What to do:
Extract every entry word for word.

Information given:
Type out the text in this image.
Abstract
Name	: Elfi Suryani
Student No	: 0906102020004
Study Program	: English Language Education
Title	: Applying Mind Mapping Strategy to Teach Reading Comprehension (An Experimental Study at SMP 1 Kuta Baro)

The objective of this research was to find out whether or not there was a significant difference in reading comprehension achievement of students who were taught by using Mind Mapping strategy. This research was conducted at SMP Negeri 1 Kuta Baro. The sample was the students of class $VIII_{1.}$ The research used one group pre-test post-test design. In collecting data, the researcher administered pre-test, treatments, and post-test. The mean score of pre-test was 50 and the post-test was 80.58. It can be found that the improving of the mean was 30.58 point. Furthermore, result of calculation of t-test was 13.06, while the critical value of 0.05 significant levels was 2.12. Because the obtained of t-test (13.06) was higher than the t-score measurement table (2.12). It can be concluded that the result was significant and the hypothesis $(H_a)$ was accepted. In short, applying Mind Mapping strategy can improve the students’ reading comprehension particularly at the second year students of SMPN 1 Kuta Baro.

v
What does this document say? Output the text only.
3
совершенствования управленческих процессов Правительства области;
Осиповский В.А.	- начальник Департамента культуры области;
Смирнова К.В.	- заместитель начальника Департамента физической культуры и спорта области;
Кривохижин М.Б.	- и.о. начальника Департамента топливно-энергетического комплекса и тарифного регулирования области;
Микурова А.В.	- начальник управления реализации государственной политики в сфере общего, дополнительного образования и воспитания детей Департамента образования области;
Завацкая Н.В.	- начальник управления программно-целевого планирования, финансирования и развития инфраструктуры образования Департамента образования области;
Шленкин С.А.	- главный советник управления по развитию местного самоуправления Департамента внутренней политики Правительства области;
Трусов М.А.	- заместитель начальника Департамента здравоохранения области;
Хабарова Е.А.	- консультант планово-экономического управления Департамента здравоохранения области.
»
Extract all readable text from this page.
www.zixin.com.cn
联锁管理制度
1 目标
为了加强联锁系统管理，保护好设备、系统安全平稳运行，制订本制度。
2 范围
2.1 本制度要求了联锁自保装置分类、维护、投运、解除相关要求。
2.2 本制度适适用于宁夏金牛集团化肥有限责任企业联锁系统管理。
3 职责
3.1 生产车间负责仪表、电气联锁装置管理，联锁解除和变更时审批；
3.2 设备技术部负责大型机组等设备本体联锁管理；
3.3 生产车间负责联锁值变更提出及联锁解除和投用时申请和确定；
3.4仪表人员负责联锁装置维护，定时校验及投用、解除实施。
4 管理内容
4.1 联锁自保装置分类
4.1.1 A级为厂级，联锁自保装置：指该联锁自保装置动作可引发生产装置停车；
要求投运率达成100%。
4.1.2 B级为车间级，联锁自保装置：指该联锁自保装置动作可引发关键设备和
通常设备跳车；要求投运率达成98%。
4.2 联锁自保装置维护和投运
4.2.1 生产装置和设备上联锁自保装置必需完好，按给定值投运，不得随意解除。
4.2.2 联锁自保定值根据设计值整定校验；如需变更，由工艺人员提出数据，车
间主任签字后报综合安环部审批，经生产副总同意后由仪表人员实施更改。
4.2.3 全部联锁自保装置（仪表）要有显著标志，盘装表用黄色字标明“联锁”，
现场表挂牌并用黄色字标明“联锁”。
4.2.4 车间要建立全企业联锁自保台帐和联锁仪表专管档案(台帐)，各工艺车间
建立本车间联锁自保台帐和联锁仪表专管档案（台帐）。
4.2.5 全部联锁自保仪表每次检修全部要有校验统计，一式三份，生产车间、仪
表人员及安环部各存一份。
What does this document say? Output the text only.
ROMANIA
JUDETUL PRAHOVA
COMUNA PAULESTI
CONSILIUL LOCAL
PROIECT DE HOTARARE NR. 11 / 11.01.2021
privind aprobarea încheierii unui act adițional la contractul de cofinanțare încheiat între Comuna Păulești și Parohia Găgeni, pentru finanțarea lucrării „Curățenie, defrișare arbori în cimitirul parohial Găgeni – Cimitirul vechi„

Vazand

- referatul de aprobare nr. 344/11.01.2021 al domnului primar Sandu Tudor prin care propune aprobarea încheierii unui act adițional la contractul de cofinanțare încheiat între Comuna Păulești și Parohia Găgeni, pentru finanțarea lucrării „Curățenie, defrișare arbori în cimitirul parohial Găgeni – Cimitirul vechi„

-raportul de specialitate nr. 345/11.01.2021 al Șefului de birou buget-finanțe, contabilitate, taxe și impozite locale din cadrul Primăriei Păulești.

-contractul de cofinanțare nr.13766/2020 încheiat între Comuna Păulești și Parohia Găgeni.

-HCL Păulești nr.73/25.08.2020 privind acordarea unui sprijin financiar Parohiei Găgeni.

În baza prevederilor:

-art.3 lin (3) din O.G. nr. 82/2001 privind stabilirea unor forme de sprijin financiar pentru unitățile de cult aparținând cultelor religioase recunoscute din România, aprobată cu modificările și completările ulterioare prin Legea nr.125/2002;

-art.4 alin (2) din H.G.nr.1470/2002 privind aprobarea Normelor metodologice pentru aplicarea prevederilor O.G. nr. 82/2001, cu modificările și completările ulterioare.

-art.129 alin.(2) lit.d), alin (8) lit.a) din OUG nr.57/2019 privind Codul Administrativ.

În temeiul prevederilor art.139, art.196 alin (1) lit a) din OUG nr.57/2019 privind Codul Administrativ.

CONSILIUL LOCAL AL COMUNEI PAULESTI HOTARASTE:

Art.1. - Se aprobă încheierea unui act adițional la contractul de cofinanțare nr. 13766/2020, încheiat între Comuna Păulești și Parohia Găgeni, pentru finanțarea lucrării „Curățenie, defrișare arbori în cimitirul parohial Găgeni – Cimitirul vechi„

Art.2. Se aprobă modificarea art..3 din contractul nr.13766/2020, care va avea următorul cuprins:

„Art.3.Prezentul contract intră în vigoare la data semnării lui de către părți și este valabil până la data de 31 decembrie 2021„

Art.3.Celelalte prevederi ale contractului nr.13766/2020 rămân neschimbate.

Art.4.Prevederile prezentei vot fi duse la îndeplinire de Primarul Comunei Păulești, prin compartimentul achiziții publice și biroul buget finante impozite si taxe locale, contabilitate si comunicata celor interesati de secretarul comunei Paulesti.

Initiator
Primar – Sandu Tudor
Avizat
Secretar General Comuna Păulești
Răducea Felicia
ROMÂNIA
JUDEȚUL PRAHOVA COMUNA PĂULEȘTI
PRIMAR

Full solution:
Type out the text in this image.
Abstract
Name	: Elfi Suryani
Student No	: 0906102020004
Study Program	: English Language Education
Title	: Applying Mind Mapping Strategy to Teach Reading Comprehension (An Experimental Study at SMP 1 Kuta Baro)

The objective of this research was to find out whether or not there was a significant difference in reading comprehension achievement of students who were taught by using Mind Mapping strategy. This research was conducted at SMP Negeri 1 Kuta Baro. The sample was the students of class $VIII_{1.}$ The research used one group pre-test post-test design. In collecting data, the researcher administered pre-test, treatments, and post-test. The mean score of pre-test was 50 and the post-test was 80.58. It can be found that the improving of the mean was 30.58 point. Furthermore, result of calculation of t-test was 13.06, while the critical value of 0.05 significant levels was 2.12. Because the obtained of t-test (13.06) was higher than the t-score measurement table (2.12). It can be concluded that the result was significant and the hypothesis $(H_a)$ was accepted. In short, applying Mind Mapping strategy can improve the students’ reading comprehension particularly at the second year students of SMPN 1 Kuta Baro.

v
What does this document say? Output the text only.
3
совершенствования управленческих процессов Правительства области;
Осиповский В.А.	- начальник Департамента культуры области;
Смирнова К.В.	- заместитель начальника Департамента физической культуры и спорта области;
Кривохижин М.Б.	- и.о. начальника Департамента топливно-энергетического комплекса и тарифного регулирования области;
Микурова А.В.	- начальник управления реализации государственной политики в сфере общего, дополнительного образования и воспитания детей Департамента образования области;
Завацкая Н.В.	- начальник управления программно-целевого планирования, финансирования и развития инфраструктуры образования Департамента образования области;
Шленкин С.А.	- главный советник управления по развитию местного самоуправления Департамента внутренней политики Правительства области;
Трусов М.А.	- заместитель начальника Департамента здравоохранения области;
Хабарова Е.А.	- консультант планово-экономического управления Департамента здравоохранения области.
»
Extract all readable text from this page.
www.zixin.com.cn
联锁管理制度
1 目标
为了加强联锁系统管理，保护好设备、系统安全平稳运行，制订本制度。
2 范围
2.1 本制度要求了联锁自保装置分类、维护、投运、解除相关要求。
2.2 本制度适适用于宁夏金牛集团化肥有限责任企业联锁系统管理。
3 职责
3.1 生产车间负责仪表、电气联锁装置管理，联锁解除和变更时审批；
3.2 设备技术部负责大型机组等设备本体联锁管理；
3.3 生产车间负责联锁值变更提出及联锁解除和投用时申请和确定；
3.4仪表人员负责联锁装置维护，定时校验及投用、解除实施。
4 管理内容
4.1 联锁自保装置分类
4.1.1 A级为厂级，联锁自保装置：指该联锁自保装置动作可引发生产装置停车；
要求投运率达成100%。
4.1.2 B级为车间级，联锁自保装置：指该联锁自保装置动作可引发关键设备和
通常设备跳车；要求投运率达成98%。
4.2 联锁自保装置维护和投运
4.2.1 生产装置和设备上联锁自保装置必需完好，按给定值投运，不得随意解除。
4.2.2 联锁自保定值根据设计值整定校验；如需变更，由工艺人员提出数据，车
间主任签字后报综合安环部审批，经生产副总同意后由仪表人员实施更改。
4.2.3 全部联锁自保装置（仪表）要有显著标志，盘装表用黄色字标明“联锁”，
现场表挂牌并用黄色字标明“联锁”。
4.2.4 车间要建立全企业联锁自保台帐和联锁仪表专管档案(台帐)，各工艺车间
建立本车间联锁自保台帐和联锁仪表专管档案（台帐）。
4.2.5 全部联锁自保仪表每次检修全部要有校验统计，一式三份，生产车间、仪
表人员及安环部各存一份。
What does this document say? Output the text only.
ROMANIA
JUDETUL PRAHOVA
COMUNA PAULESTI
CONSILIUL LOCAL
PROIECT DE HOTARARE NR. 11 / 11.01.2021
privind aprobarea încheierii unui act adițional la contractul de cofinanțare încheiat între Comuna Păulești și Parohia Găgeni, pentru finanțarea lucrării „Curățenie, defrișare arbori în cimitirul parohial Găgeni – Cimitirul vechi„

Vazand

- referatul de aprobare nr. 344/11.01.2021 al domnului primar Sandu Tudor prin care propune aprobarea încheierii unui act adițional la contractul de cofinanțare încheiat între Comuna Păulești și Parohia Găgeni, pentru finanțarea lucrării „Curățenie, defrișare arbori în cimitirul parohial Găgeni – Cimitirul vechi„

-raportul de specialitate nr. 345/11.01.2021 al Șefului de birou buget-finanțe, contabilitate, taxe și impozite locale din cadrul Primăriei Păulești.

-contractul de cofinanțare nr.13766/2020 încheiat între Comuna Păulești și Parohia Găgeni.

-HCL Păulești nr.73/25.08.2020 privind acordarea unui sprijin financiar Parohiei Găgeni.

În baza prevederilor:

-art.3 lin (3) din O.G. nr. 82/2001 privind stabilirea unor forme de sprijin financiar pentru unitățile de cult aparținând cultelor religioase recunoscute din România, aprobată cu modificările și completările ulterioare prin Legea nr.125/2002;

-art.4 alin (2) din H.G.nr.1470/2002 privind aprobarea Normelor metodologice pentru aplicarea prevederilor O.G. nr. 82/2001, cu modificările și completările ulterioare.

-art.129 alin.(2) lit.d), alin (8) lit.a) din OUG nr.57/2019 privind Codul Administrativ.

În temeiul prevederilor art.139, art.196 alin (1) lit a) din OUG nr.57/2019 privind Codul Administrativ.

CONSILIUL LOCAL AL COMUNEI PAULESTI HOTARASTE:

Art.1. - Se aprobă încheierea unui act adițional la contractul de cofinanțare nr. 13766/2020, încheiat între Comuna Păulești și Parohia Găgeni, pentru finanțarea lucrării „Curățenie, defrișare arbori în cimitirul parohial Găgeni – Cimitirul vechi„

Art.2. Se aprobă modificarea art..3 din contractul nr.13766/2020, care va avea următorul cuprins:

„Art.3.Prezentul contract intră în vigoare la data semnării lui de către părți și este valabil până la data de 31 decembrie 2021„

Art.3.Celelalte prevederi ale contractului nr.13766/2020 rămân neschimbate.

Art.4.Prevederile prezentei vot fi duse la îndeplinire de Primarul Comunei Păulești, prin compartimentul achiziții publice și biroul buget finante impozite si taxe locale, contabilitate si comunicata celor interesati de secretarul comunei Paulesti.

Initiator
Primar – Sandu Tudor
Avizat
Secretar General Comuna Păulești
Răducea Felicia
ROMÂNIA
JUDEȚUL PRAHOVA COMUNA PĂULEȘTI
PRIMAR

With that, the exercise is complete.